*Instructions to follow:* Gather every line below where "month" appears.

**** Extracted data ****

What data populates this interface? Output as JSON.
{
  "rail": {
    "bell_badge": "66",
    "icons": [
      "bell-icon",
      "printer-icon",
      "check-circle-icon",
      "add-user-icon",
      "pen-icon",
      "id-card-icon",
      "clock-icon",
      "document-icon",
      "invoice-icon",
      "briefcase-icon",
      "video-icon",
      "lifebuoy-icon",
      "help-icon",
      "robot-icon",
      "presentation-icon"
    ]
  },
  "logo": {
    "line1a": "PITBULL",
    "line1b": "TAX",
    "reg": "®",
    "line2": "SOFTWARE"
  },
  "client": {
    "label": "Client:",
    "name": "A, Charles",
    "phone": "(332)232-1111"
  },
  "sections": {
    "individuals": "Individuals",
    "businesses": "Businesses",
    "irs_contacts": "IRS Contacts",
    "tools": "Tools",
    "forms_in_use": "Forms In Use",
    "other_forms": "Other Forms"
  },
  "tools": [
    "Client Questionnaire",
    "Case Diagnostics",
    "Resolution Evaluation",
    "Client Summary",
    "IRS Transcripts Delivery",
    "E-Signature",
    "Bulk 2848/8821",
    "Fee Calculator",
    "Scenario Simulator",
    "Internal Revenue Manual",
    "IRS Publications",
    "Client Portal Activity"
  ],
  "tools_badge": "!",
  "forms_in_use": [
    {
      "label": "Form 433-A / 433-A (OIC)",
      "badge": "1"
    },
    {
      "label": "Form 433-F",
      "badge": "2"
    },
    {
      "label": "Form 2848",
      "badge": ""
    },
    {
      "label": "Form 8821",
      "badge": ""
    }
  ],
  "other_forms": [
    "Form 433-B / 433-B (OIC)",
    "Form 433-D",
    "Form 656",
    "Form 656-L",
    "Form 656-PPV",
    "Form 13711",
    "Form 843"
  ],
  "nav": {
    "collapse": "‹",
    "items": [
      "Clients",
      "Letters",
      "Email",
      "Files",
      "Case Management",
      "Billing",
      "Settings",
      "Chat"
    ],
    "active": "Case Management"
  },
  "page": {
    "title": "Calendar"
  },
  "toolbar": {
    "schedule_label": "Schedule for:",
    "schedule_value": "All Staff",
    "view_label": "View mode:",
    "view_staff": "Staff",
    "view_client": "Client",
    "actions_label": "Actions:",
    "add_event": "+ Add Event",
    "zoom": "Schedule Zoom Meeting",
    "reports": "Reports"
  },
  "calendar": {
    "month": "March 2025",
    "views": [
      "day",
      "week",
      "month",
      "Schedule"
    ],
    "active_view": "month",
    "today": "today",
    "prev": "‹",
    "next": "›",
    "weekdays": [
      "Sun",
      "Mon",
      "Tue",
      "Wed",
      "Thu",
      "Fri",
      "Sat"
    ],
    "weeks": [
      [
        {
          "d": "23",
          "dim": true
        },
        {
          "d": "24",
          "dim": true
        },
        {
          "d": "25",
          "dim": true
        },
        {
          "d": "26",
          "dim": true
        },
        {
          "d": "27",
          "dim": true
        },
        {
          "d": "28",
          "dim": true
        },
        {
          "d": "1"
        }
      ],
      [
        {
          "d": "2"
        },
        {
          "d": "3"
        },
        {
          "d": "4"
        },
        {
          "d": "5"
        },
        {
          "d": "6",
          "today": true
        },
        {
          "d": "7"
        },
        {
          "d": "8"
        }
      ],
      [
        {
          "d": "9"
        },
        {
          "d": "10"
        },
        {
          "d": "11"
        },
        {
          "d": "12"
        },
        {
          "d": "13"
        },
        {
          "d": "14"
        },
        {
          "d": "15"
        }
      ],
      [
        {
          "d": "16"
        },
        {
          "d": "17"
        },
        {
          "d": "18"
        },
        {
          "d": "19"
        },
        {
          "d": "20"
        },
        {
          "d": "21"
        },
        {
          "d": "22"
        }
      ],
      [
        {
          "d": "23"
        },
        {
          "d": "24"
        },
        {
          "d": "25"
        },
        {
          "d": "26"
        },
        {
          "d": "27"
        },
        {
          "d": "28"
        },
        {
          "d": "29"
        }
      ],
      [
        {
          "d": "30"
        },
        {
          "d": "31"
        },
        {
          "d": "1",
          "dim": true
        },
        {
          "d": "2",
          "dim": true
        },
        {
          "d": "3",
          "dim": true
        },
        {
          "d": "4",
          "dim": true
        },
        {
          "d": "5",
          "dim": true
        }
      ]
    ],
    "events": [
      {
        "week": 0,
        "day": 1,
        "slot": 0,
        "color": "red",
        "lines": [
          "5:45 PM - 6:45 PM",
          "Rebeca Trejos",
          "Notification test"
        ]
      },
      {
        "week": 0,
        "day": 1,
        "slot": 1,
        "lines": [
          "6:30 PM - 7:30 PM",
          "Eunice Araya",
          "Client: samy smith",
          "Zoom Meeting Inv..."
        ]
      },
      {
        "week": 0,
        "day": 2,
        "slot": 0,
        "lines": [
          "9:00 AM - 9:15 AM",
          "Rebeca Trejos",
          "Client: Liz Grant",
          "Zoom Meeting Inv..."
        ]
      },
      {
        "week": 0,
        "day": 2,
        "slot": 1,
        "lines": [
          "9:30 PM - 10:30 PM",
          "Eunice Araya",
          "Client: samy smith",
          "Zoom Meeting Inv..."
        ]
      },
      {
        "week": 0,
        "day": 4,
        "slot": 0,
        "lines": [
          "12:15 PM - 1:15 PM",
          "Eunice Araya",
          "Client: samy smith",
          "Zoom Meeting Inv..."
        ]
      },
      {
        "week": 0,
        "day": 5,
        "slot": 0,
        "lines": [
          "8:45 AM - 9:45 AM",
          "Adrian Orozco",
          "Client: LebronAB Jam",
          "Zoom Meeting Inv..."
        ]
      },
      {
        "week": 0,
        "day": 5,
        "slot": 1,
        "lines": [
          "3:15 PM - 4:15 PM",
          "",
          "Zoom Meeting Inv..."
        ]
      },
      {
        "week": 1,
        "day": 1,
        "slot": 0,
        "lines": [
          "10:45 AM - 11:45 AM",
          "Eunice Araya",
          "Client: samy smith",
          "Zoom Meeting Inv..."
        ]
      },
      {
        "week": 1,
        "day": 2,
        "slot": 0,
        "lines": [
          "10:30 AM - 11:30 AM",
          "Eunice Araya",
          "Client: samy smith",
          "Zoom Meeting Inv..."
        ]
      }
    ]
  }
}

****

*Answer below:*
    "month": "March 2025",
      "month",
    "active_view": "month",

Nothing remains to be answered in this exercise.